GIVEN ENTRIES

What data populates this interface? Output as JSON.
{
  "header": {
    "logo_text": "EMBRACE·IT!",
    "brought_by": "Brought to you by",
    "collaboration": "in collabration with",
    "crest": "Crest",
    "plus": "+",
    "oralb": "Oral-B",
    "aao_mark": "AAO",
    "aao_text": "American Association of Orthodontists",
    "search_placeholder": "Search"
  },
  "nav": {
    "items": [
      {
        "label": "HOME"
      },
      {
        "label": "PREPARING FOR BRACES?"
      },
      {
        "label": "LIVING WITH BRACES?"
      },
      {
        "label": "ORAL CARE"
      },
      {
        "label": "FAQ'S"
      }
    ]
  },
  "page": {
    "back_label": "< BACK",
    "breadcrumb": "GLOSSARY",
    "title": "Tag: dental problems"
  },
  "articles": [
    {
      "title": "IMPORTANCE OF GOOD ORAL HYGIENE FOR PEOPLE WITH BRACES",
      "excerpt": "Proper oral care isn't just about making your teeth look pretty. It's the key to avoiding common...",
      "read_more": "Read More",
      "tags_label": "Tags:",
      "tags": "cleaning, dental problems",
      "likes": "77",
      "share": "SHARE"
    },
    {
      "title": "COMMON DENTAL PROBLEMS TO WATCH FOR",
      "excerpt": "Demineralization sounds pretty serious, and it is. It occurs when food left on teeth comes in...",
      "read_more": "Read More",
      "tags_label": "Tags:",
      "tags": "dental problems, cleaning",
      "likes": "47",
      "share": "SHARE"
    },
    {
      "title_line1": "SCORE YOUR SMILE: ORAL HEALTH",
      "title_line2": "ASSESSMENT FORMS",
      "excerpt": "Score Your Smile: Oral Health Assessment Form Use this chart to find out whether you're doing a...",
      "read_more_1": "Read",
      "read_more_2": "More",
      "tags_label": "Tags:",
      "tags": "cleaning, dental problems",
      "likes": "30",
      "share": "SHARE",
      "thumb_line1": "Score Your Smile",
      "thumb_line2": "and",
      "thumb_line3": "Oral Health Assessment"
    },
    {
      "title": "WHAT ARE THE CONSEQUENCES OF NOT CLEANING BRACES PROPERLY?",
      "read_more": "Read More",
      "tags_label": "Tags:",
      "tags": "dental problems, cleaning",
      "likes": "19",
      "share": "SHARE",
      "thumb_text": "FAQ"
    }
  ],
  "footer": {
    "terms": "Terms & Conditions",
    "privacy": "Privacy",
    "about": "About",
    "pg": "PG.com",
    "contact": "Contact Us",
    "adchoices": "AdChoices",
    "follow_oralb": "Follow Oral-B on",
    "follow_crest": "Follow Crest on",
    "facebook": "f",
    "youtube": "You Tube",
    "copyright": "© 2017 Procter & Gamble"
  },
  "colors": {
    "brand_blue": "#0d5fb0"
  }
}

REQUIREMENTS
Every entry needs to be retyped exactly.

IN RESPONSE
What data populates this interface? Output as JSON.
{
  "header": {
    "logo_text": "EMBRACE·IT!",
    "brought_by": "Brought to you by",
    "collaboration": "in collabration with",
    "crest": "Crest",
    "plus": "+",
    "oralb": "Oral-B",
    "aao_mark": "AAO",
    "aao_text": "American Association of Orthodontists",
    "search_placeholder": "Search"
  },
  "nav": {
    "items": [
      {
        "label": "HOME"
      },
      {
        "label": "PREPARING FOR BRACES?"
      },
      {
        "label": "LIVING WITH BRACES?"
      },
      {
        "label": "ORAL CARE"
      },
      {
        "label": "FAQ'S"
      }
    ]
  },
  "page": {
    "back_label": "< BACK",
    "breadcrumb": "GLOSSARY",
    "title": "Tag: dental problems"
  },
  "articles": [
    {
      "title": "IMPORTANCE OF GOOD ORAL HYGIENE FOR PEOPLE WITH BRACES",
      "excerpt": "Proper oral care isn't just about making your teeth look pretty. It's the key to avoiding common...",
      "read_more": "Read More",
      "tags_label": "Tags:",
      "tags": "cleaning, dental problems",
      "likes": "77",
      "share": "SHARE"
    },
    {
      "title": "COMMON DENTAL PROBLEMS TO WATCH FOR",
      "excerpt": "Demineralization sounds pretty serious, and it is. It occurs when food left on teeth comes in...",
      "read_more": "Read More",
      "tags_label": "Tags:",
      "tags": "dental problems, cleaning",
      "likes": "47",
      "share": "SHARE"
    },
    {
      "title_line1": "SCORE YOUR SMILE: ORAL HEALTH",
      "title_line2": "ASSESSMENT FORMS",
      "excerpt": "Score Your Smile: Oral Health Assessment Form Use this chart to find out whether you're doing a...",
      "read_more_1": "Read",
      "read_more_2": "More",
      "tags_label": "Tags:",
      "tags": "cleaning, dental problems",
      "likes": "30",
      "share": "SHARE",
      "thumb_line1": "Score Your Smile",
      "thumb_line2": "and",
      "thumb_line3": "Oral Health Assessment"
    },
    {
      "title": "WHAT ARE THE CONSEQUENCES OF NOT CLEANING BRACES PROPERLY?",
      "read_more": "Read More",
      "tags_label": "Tags:",
      "tags": "dental problems, cleaning",
      "likes": "19",
      "share": "SHARE",
      "thumb_text": "FAQ"
    }
  ],
  "footer": {
    "terms": "Terms & Conditions",
    "privacy": "Privacy",
    "about": "About",
    "pg": "PG.com",
    "contact": "Contact Us",
    "adchoices": "AdChoices",
    "follow_oralb": "Follow Oral-B on",
    "follow_crest": "Follow Crest on",
    "facebook": "f",
    "youtube": "You Tube",
    "copyright": "© 2017 Procter & Gamble"
  },
  "colors": {
    "brand_blue": "#0d5fb0"
  }
}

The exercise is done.